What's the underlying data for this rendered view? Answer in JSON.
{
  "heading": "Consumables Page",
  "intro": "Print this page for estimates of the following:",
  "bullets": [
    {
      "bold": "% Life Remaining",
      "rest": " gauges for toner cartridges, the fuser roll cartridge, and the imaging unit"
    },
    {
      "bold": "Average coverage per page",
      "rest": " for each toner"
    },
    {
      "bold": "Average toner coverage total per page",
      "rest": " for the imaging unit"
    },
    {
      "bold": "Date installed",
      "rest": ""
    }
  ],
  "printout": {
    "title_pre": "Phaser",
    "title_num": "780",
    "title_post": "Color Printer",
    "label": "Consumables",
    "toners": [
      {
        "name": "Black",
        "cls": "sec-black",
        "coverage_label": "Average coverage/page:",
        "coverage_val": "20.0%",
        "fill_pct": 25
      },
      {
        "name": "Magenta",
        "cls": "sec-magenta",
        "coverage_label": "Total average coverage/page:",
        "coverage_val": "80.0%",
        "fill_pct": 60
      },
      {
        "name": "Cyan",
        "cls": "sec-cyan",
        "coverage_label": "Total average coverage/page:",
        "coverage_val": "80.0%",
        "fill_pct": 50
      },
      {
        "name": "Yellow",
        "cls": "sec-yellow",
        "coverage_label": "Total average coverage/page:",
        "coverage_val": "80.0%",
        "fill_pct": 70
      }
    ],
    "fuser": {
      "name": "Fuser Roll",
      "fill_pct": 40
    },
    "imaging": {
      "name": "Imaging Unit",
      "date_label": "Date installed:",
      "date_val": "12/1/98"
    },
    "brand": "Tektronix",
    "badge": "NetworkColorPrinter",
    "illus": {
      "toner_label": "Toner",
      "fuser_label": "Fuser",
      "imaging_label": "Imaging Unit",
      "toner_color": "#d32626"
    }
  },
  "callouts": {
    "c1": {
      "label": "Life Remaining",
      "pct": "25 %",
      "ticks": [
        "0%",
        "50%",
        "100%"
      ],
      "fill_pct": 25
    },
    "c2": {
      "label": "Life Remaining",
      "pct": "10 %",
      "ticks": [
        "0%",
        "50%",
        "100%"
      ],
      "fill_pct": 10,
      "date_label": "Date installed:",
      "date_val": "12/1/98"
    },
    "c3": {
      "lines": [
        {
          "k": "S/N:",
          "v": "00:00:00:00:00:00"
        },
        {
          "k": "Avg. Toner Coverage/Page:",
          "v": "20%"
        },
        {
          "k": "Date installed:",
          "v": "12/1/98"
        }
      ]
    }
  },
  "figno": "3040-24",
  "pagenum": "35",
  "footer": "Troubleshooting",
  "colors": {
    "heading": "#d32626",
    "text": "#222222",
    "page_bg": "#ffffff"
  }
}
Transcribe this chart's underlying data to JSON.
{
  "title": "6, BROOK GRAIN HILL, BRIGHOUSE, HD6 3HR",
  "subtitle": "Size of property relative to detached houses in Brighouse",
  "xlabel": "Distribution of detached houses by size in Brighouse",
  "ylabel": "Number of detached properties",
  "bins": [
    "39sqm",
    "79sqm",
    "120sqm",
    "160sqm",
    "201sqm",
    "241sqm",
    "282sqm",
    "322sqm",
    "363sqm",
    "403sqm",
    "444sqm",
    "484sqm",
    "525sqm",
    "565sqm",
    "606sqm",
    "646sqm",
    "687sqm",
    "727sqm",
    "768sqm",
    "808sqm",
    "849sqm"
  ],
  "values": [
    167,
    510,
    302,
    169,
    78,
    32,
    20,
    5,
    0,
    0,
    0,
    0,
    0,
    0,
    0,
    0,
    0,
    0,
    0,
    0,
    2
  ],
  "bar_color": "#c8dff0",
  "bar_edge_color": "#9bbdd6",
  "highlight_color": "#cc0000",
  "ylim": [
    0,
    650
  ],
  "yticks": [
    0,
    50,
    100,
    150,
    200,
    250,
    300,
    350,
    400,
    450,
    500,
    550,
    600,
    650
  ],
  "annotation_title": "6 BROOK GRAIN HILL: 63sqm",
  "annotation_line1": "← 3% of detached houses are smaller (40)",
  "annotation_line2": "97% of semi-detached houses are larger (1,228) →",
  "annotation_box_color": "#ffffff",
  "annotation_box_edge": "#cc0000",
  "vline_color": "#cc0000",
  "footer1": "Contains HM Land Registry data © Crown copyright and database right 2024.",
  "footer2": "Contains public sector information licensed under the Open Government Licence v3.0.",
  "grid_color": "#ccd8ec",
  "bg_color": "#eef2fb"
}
□ □ □ □ □
Recopy the entries above in their entirety, exactly.

• _The completed task_:
What's the underlying data for this rendered view? Answer in JSON.
{
  "heading": "Consumables Page",
  "intro": "Print this page for estimates of the following:",
  "bullets": [
    {
      "bold": "% Life Remaining",
      "rest": " gauges for toner cartridges, the fuser roll cartridge, and the imaging unit"
    },
    {
      "bold": "Average coverage per page",
      "rest": " for each toner"
    },
    {
      "bold": "Average toner coverage total per page",
      "rest": " for the imaging unit"
    },
    {
      "bold": "Date installed",
      "rest": ""
    }
  ],
  "printout": {
    "title_pre": "Phaser",
    "title_num": "780",
    "title_post": "Color Printer",
    "label": "Consumables",
    "toners": [
      {
        "name": "Black",
        "cls": "sec-black",
        "coverage_label": "Average coverage/page:",
        "coverage_val": "20.0%",
        "fill_pct": 25
      },
      {
        "name": "Magenta",
        "cls": "sec-magenta",
        "coverage_label": "Total average coverage/page:",
        "coverage_val": "80.0%",
        "fill_pct": 60
      },
      {
        "name": "Cyan",
        "cls": "sec-cyan",
        "coverage_label": "Total average coverage/page:",
        "coverage_val": "80.0%",
        "fill_pct": 50
      },
      {
        "name": "Yellow",
        "cls": "sec-yellow",
        "coverage_label": "Total average coverage/page:",
        "coverage_val": "80.0%",
        "fill_pct": 70
      }
    ],
    "fuser": {
      "name": "Fuser Roll",
      "fill_pct": 40
    },
    "imaging": {
      "name": "Imaging Unit",
      "date_label": "Date installed:",
      "date_val": "12/1/98"
    },
    "brand": "Tektronix",
    "badge": "NetworkColorPrinter",
    "illus": {
      "toner_label": "Toner",
      "fuser_label": "Fuser",
      "imaging_label": "Imaging Unit",
      "toner_color": "#d32626"
    }
  },
  "callouts": {
    "c1": {
      "label": "Life Remaining",
      "pct": "25 %",
      "ticks": [
        "0%",
        "50%",
        "100%"
      ],
      "fill_pct": 25
    },
    "c2": {
      "label": "Life Remaining",
      "pct": "10 %",
      "ticks": [
        "0%",
        "50%",
        "100%"
      ],
      "fill_pct": 10,
      "date_label": "Date installed:",
      "date_val": "12/1/98"
    },
    "c3": {
      "lines": [
        {
          "k": "S/N:",
          "v": "00:00:00:00:00:00"
        },
        {
          "k": "Avg. Toner Coverage/Page:",
          "v": "20%"
        },
        {
          "k": "Date installed:",
          "v": "12/1/98"
        }
      ]
    }
  },
  "figno": "3040-24",
  "pagenum": "35",
  "footer": "Troubleshooting",
  "colors": {
    "heading": "#d32626",
    "text": "#222222",
    "page_bg": "#ffffff"
  }
}
Transcribe this chart's underlying data to JSON.
{
  "title": "6, BROOK GRAIN HILL, BRIGHOUSE, HD6 3HR",
  "subtitle": "Size of property relative to detached houses in Brighouse",
  "xlabel": "Distribution of detached houses by size in Brighouse",
  "ylabel": "Number of detached properties",
  "bins": [
    "39sqm",
    "79sqm",
    "120sqm",
    "160sqm",
    "201sqm",
    "241sqm",
    "282sqm",
    "322sqm",
    "363sqm",
    "403sqm",
    "444sqm",
    "484sqm",
    "525sqm",
    "565sqm",
    "606sqm",
    "646sqm",
    "687sqm",
    "727sqm",
    "768sqm",
    "808sqm",
    "849sqm"
  ],
  "values": [
    167,
    510,
    302,
    169,
    78,
    32,
    20,
    5,
    0,
    0,
    0,
    0,
    0,
    0,
    0,
    0,
    0,
    0,
    0,
    0,
    2
  ],
  "bar_color": "#c8dff0",
  "bar_edge_color": "#9bbdd6",
  "highlight_color": "#cc0000",
  "ylim": [
    0,
    650
  ],
  "yticks": [
    0,
    50,
    100,
    150,
    200,
    250,
    300,
    350,
    400,
    450,
    500,
    550,
    600,
    650
  ],
  "annotation_title": "6 BROOK GRAIN HILL: 63sqm",
  "annotation_line1": "← 3% of detached houses are smaller (40)",
  "annotation_line2": "97% of semi-detached houses are larger (1,228) →",
  "annotation_box_color": "#ffffff",
  "annotation_box_edge": "#cc0000",
  "vline_color": "#cc0000",
  "footer1": "Contains HM Land Registry data © Crown copyright and database right 2024.",
  "footer2": "Contains public sector information licensed under the Open Government Licence v3.0.",
  "grid_color": "#ccd8ec",
  "bg_color": "#eef2fb"
}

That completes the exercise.